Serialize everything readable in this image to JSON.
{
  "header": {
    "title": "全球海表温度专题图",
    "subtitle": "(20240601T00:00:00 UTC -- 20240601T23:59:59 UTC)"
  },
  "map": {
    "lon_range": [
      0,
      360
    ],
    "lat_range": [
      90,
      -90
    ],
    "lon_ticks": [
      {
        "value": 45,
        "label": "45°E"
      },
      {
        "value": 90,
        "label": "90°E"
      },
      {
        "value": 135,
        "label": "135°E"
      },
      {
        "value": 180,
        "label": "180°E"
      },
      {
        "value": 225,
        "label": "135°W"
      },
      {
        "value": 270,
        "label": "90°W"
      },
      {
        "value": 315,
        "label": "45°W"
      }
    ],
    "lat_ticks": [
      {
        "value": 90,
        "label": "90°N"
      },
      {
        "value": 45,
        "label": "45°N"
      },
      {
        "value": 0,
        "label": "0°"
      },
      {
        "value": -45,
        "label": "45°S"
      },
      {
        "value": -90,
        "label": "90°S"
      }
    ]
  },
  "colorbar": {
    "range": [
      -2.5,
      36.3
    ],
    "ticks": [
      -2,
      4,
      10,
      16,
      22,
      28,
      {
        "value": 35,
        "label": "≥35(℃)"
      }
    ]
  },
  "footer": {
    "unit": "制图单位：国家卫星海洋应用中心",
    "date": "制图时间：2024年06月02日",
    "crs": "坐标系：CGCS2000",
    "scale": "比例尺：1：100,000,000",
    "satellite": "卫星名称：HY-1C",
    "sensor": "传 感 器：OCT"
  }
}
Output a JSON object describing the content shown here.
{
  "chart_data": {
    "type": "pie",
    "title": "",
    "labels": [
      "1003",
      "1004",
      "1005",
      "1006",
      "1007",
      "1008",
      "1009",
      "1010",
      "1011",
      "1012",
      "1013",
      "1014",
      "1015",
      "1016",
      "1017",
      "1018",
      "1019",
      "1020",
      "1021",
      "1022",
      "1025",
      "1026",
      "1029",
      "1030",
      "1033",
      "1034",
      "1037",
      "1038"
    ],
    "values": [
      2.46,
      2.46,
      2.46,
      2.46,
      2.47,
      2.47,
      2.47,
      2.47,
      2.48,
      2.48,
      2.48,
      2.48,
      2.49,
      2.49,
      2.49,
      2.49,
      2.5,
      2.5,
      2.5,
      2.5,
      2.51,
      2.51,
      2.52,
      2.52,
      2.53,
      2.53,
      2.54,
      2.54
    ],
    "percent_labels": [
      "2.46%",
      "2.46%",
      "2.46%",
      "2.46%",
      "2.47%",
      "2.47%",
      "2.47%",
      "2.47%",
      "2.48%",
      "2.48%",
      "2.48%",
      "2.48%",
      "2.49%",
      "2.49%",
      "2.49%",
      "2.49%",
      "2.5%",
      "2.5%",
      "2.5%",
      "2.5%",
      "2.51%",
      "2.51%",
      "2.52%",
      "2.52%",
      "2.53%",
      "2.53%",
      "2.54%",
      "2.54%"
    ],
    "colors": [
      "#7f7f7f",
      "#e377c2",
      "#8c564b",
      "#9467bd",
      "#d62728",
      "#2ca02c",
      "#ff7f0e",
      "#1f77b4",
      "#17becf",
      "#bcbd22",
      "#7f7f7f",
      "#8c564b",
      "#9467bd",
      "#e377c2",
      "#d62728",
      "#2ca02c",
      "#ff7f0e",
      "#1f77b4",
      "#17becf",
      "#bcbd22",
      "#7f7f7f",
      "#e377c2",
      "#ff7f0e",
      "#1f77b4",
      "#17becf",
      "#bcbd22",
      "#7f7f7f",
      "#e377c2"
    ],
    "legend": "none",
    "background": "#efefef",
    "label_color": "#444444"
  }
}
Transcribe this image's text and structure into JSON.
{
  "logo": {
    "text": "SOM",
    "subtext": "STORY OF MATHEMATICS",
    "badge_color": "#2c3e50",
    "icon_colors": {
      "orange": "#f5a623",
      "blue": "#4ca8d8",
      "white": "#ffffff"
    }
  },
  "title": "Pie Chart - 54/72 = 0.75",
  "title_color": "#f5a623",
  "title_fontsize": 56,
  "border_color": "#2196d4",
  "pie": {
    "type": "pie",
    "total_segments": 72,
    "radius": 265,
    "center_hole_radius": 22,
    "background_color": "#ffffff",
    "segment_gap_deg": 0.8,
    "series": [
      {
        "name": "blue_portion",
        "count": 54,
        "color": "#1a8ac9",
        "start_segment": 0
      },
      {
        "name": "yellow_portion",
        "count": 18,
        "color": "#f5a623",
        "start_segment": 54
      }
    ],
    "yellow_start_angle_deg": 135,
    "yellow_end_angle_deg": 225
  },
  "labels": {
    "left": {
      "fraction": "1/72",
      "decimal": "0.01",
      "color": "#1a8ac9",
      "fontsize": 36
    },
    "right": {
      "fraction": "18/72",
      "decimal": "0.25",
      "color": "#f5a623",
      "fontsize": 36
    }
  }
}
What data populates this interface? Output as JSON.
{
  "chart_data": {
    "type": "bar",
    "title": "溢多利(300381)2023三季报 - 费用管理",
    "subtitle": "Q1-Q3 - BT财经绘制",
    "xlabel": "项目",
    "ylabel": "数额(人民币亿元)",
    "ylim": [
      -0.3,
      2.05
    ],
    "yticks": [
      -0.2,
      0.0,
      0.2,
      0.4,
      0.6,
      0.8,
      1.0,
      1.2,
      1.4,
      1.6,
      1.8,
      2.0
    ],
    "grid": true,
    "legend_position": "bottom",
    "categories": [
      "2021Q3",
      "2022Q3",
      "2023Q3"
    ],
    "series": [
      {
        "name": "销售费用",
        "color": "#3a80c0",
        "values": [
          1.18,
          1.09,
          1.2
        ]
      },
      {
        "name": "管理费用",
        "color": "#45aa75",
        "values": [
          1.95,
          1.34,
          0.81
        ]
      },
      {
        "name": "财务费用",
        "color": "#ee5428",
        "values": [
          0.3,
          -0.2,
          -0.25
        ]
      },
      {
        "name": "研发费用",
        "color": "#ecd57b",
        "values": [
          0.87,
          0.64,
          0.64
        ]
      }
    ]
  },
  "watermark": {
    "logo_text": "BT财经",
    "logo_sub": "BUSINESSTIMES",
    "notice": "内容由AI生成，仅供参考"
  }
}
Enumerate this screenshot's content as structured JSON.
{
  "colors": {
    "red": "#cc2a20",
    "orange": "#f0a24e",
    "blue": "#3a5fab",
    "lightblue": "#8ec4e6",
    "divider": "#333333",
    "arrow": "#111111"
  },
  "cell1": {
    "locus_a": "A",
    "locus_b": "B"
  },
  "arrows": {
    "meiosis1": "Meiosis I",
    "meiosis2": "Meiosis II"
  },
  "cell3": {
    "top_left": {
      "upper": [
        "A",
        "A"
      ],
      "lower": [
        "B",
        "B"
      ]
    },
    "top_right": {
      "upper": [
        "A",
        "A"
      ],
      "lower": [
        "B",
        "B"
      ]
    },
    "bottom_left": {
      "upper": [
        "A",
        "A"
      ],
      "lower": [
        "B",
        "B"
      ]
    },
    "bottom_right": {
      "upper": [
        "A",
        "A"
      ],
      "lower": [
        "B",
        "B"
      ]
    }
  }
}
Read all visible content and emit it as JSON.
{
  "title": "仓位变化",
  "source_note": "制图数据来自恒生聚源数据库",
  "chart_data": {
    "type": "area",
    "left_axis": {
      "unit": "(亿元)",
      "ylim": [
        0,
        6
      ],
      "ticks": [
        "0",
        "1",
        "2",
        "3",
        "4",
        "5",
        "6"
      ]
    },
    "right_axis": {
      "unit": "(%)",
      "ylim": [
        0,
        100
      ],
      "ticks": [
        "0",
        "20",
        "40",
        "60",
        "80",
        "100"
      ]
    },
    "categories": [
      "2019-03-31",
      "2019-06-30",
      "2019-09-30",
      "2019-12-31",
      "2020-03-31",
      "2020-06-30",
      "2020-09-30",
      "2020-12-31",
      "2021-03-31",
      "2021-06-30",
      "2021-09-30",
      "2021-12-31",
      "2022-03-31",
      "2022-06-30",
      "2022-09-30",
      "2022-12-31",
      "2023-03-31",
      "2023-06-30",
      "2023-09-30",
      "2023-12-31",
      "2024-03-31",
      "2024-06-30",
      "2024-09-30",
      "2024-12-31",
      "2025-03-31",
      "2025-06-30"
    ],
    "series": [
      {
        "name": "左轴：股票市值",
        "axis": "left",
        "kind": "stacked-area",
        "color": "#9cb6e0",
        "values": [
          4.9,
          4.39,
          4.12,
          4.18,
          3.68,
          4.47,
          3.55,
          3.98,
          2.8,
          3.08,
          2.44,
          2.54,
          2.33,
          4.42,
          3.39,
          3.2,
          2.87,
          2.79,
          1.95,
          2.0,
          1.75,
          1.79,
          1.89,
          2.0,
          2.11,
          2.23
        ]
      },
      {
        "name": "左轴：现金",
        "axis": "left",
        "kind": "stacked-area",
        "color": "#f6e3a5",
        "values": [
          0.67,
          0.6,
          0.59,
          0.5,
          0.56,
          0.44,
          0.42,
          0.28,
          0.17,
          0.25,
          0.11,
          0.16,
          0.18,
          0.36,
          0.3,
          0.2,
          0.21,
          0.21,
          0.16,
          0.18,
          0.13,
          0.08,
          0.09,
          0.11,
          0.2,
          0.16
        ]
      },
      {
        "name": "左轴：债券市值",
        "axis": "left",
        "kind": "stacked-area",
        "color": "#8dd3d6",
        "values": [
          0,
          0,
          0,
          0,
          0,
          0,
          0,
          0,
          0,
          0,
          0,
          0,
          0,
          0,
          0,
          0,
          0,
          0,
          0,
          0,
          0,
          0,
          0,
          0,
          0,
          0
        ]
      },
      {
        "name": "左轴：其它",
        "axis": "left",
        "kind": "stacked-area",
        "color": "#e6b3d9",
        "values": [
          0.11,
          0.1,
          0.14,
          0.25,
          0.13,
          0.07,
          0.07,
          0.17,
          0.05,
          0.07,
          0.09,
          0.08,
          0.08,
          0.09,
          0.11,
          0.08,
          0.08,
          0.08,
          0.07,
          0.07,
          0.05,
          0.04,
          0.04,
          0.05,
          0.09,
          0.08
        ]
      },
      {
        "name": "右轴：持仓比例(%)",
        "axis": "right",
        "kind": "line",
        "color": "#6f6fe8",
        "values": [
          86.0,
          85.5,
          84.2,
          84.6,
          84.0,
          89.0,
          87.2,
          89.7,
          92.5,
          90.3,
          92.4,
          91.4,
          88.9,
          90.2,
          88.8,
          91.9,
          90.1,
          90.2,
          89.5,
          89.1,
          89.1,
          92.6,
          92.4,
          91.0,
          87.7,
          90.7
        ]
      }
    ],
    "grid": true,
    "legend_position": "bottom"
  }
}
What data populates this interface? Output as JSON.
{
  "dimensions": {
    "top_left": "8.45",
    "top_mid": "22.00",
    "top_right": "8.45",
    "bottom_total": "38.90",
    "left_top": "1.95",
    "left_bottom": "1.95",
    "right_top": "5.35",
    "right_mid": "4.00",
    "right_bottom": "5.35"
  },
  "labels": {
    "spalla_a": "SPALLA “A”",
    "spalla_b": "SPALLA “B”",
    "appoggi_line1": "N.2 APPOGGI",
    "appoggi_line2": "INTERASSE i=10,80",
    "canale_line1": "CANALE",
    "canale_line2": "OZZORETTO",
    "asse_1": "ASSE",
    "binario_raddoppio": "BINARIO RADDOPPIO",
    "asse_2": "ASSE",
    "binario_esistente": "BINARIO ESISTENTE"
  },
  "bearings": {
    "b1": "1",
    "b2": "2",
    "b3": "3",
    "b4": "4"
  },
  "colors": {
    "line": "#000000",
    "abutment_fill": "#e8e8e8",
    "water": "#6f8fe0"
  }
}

WORK TO COMPLETE:
Check each line of the records for the word "BINARIO", and show the lines that contain it.

TASK SOLUTION:
    "binario_raddoppio": "BINARIO RADDOPPIO",
    "binario_esistente": "BINARIO ESISTENTE"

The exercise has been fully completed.